## Exercise objective
Exactly reproduce each entry, leaving out nothing.
** begin **
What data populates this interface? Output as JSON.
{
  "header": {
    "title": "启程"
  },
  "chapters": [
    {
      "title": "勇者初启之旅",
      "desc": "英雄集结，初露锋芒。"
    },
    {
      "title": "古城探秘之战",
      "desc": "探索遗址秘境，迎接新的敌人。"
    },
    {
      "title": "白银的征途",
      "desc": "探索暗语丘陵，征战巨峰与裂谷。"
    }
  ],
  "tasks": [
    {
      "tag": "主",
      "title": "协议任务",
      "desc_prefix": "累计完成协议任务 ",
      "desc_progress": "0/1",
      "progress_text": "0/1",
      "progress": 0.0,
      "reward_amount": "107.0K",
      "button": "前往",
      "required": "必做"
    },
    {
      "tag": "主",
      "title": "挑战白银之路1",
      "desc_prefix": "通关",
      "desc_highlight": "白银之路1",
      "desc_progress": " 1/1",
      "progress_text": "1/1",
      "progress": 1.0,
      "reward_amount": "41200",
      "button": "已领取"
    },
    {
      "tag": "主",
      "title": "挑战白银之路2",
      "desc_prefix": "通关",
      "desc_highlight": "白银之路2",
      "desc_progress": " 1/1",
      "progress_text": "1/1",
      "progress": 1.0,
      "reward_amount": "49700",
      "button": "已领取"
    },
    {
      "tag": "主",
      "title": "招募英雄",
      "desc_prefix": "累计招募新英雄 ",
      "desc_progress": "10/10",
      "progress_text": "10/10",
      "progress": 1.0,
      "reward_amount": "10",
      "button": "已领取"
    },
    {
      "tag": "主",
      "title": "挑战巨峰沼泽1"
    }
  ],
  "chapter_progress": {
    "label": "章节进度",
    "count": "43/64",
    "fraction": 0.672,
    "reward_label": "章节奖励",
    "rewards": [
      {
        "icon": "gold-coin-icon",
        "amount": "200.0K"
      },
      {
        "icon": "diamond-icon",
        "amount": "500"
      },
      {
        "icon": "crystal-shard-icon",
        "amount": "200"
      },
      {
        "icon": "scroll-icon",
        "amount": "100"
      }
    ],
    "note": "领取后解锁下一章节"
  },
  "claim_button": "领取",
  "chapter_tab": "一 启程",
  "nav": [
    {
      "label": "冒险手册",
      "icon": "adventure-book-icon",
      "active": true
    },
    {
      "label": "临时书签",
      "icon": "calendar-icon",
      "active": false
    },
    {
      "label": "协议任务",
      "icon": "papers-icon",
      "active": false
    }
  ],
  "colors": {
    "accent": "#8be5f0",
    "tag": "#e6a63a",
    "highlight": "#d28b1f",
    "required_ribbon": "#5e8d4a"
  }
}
** end **
## Exercise output
What data populates this interface? Output as JSON.
{
  "header": {
    "title": "启程"
  },
  "chapters": [
    {
      "title": "勇者初启之旅",
      "desc": "英雄集结，初露锋芒。"
    },
    {
      "title": "古城探秘之战",
      "desc": "探索遗址秘境，迎接新的敌人。"
    },
    {
      "title": "白银的征途",
      "desc": "探索暗语丘陵，征战巨峰与裂谷。"
    }
  ],
  "tasks": [
    {
      "tag": "主",
      "title": "协议任务",
      "desc_prefix": "累计完成协议任务 ",
      "desc_progress": "0/1",
      "progress_text": "0/1",
      "progress": 0.0,
      "reward_amount": "107.0K",
      "button": "前往",
      "required": "必做"
    },
    {
      "tag": "主",
      "title": "挑战白银之路1",
      "desc_prefix": "通关",
      "desc_highlight": "白银之路1",
      "desc_progress": " 1/1",
      "progress_text": "1/1",
      "progress": 1.0,
      "reward_amount": "41200",
      "button": "已领取"
    },
    {
      "tag": "主",
      "title": "挑战白银之路2",
      "desc_prefix": "通关",
      "desc_highlight": "白银之路2",
      "desc_progress": " 1/1",
      "progress_text": "1/1",
      "progress": 1.0,
      "reward_amount": "49700",
      "button": "已领取"
    },
    {
      "tag": "主",
      "title": "招募英雄",
      "desc_prefix": "累计招募新英雄 ",
      "desc_progress": "10/10",
      "progress_text": "10/10",
      "progress": 1.0,
      "reward_amount": "10",
      "button": "已领取"
    },
    {
      "tag": "主",
      "title": "挑战巨峰沼泽1"
    }
  ],
  "chapter_progress": {
    "label": "章节进度",
    "count": "43/64",
    "fraction": 0.672,
    "reward_label": "章节奖励",
    "rewards": [
      {
        "icon": "gold-coin-icon",
        "amount": "200.0K"
      },
      {
        "icon": "diamond-icon",
        "amount": "500"
      },
      {
        "icon": "crystal-shard-icon",
        "amount": "200"
      },
      {
        "icon": "scroll-icon",
        "amount": "100"
      }
    ],
    "note": "领取后解锁下一章节"
  },
  "claim_button": "领取",
  "chapter_tab": "一 启程",
  "nav": [
    {
      "label": "冒险手册",
      "icon": "adventure-book-icon",
      "active": true
    },
    {
      "label": "临时书签",
      "icon": "calendar-icon",
      "active": false
    },
    {
      "label": "协议任务",
      "icon": "papers-icon",
      "active": false
    }
  ],
  "colors": {
    "accent": "#8be5f0",
    "tag": "#e6a63a",
    "highlight": "#d28b1f",
    "required_ribbon": "#5e8d4a"
  }
}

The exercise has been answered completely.